▸ Study questions
- A) In the text on why leaders avoid social media, how would you translate into Spanish the sentence "If you’ve been reluctant to use social media technologies yourself in your role as a leader, you’re not alone."?
- B) Does each statement below agree with the text on why leaders avoid social media? Answer yes or no for each and quote the deciding words of the text. (i) The 2006 New York Times article cited several active CEO bloggers among the Fortune 500. (ii) DemingHill published its paper on executives and social media in August, 2010. (iii) Colony found that CEOs of the big social media companies were highly active users.

Most every leader is feeling the effects of the waves of social media technologies that are increasingly washing up on the shores of their organizations. It’s primarily been blogs since 2005 but now it’s also Facebook, Twitter, LinkedIn, and YouTube.
Leaders cannot help but notice the demands for more organizational transparency, authenticity, responsiveness, and engagement from employees, customers, constituents, members, citizens, and the media–all of whom are increasingly adept at using social media technologies.
If you’ve been reluctant to use social media technologies yourself in your role as a leader, you’re not alone.
The problem was noted as early as 2006 when the New York Times published an article titled All the Internet’s a Stage. Why Don’t C.E.O.’s Use It? Author Randall Stross cited only one active CEO blogger among the Fortune 500.
Fast forward to January, 2009 when social media consultant Steve Borsch authored a blog post titled Why Executives Don’t “Get” Social Media. When he asked one executive, the response was, “Because I’m getting sh*t done and I can’t invest my attention or energy there.”
In the spring of 2010, Forrester CEO George Colony published a series of blog posts titled The Social CEO. In Part 1: Most CEOs Are Not Social he noted that not only were few CEOs using social media, but that even CEOs of the big social media companies weren’t exactly active users.
Colony and others have some theories about why so few executives use social media technologies such as blogs, Twitter, Facebook, LinkedIn, and YouTube in their roles as leaders. In Part 2 of his series titled CEOs Aren’t Social For Good Reasons, Colony listed these factors:
- Age
- Risk and regulatory constraints
- Time
- The social heavy model breeds blowhards
In August, 2010, the principals of corporate social media consulting firm DemingHill published a paper titled Why Executives HATE Social Media citing that executives:
- are “non-narcissistic in a YouTube world”
- are inherently introverts and gravitate towards solitude versus socializing
- have difficulty with the lack of control required for social media to be fully unleashed
- fear and feel vulnerable around the technology in the social arena, even as they depend on it in other areas
- wonder if social media is yet another technology whose promises will go unfilled
In my work as a leadership blogging coach the past five years, I’ve heard all these reasons and a few others. In this blog post, I address them and suggest some alternative ways to think about them.
Why Leaders Avoid Blogging and Other Social Media
1. Lack of time
“My days are packed, and increasingly, work is encroaching on my evenings and weekends. Why would I add regular blogging or tweeting to my to-do list?”
Blogging feels like just another task when you first start out, and it does require some time commitment to work it into your week. But once you experience feedback from your blogging, once you realize that not only are others who are important to you are reading your blog but that they’re talking about it and spreading it to others, your attitude towards the task of blogging changes.

▸ Record set
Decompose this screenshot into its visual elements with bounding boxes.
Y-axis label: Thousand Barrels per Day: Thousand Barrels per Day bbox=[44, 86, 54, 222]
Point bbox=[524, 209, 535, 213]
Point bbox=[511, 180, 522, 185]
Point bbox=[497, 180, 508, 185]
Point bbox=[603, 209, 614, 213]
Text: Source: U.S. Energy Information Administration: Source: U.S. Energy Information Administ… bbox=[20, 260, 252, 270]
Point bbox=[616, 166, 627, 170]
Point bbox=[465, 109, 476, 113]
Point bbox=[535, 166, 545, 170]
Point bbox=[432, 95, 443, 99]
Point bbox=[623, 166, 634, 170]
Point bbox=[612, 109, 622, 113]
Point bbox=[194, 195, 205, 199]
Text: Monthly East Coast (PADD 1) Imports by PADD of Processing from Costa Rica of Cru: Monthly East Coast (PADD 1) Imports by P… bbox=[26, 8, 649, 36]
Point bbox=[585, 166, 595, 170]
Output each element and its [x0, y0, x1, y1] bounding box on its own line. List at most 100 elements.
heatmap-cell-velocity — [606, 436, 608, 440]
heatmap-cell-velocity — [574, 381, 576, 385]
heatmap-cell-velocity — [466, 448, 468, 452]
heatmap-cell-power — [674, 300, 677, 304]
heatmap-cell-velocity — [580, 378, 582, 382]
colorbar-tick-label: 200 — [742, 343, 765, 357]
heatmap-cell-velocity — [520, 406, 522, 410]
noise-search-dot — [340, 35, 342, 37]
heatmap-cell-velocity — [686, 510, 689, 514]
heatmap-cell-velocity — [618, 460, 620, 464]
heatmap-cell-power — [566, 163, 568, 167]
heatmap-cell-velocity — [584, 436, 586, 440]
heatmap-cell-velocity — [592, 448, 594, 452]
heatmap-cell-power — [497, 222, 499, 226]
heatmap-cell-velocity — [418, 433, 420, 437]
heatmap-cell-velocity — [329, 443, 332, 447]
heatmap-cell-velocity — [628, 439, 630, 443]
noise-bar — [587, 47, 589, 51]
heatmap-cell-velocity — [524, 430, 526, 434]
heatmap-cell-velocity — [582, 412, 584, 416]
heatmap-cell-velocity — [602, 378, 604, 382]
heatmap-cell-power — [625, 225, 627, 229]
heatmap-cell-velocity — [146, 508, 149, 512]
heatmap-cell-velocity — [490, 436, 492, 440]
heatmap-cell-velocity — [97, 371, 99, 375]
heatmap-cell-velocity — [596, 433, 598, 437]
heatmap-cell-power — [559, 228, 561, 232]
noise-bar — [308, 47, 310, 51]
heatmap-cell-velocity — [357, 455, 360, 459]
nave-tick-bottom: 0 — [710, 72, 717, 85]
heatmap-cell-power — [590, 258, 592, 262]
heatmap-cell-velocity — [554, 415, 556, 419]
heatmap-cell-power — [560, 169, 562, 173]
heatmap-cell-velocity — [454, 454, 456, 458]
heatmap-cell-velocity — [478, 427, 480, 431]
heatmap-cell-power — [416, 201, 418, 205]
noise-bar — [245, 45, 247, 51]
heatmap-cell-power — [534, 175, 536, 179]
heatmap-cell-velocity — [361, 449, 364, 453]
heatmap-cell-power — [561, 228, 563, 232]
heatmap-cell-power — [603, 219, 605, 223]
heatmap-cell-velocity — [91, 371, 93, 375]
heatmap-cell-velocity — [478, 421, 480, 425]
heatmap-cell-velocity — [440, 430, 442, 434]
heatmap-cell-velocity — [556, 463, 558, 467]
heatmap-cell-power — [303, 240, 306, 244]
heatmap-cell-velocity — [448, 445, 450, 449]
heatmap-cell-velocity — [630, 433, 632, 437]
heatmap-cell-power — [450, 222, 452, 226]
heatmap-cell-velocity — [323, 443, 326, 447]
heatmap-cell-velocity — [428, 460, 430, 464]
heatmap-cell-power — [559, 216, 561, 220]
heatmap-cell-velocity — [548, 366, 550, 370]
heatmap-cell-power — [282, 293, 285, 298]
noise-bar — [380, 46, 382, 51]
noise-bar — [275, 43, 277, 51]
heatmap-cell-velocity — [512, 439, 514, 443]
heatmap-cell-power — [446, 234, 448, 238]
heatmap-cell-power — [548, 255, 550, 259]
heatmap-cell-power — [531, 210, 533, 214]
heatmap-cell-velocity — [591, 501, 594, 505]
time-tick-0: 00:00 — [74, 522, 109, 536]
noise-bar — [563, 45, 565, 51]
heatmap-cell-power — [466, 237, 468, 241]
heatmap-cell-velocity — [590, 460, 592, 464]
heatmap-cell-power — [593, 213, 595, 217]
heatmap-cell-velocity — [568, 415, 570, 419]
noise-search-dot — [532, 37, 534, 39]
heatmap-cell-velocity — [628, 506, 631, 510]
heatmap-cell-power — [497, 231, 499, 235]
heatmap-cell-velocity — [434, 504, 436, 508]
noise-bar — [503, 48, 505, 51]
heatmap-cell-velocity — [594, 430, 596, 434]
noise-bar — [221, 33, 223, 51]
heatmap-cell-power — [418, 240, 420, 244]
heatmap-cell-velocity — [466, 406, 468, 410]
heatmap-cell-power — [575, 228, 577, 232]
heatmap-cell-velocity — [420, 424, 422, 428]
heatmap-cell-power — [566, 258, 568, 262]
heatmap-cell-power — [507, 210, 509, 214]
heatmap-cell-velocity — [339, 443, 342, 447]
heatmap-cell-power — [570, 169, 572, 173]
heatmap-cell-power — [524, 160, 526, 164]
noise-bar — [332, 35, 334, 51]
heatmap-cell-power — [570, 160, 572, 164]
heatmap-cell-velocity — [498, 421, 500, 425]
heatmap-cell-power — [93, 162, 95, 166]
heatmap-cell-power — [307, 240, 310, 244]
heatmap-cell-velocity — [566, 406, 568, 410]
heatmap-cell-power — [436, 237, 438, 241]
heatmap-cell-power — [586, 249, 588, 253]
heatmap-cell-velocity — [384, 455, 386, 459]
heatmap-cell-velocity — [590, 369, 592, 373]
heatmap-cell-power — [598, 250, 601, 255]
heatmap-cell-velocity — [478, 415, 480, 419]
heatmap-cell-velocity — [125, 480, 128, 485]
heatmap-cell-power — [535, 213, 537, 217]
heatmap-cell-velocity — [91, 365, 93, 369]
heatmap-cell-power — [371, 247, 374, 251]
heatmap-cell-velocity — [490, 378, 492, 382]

▸ Solutions in order
- A) Si usted mismo ha sido reacio a usar tecnologías de redes sociales en su función de líder, no está solo.

- B)
(i) No: "Author Randall Stross cited only one active CEO blogger among the Fortune 500."
(ii) Yes: "In August, 2010, the principals of corporate social media consulting firm DemingHill published a paper titled Why Executives HATE Social Media"
(iii) No: "even CEOs of the big social media companies weren’t exactly active users."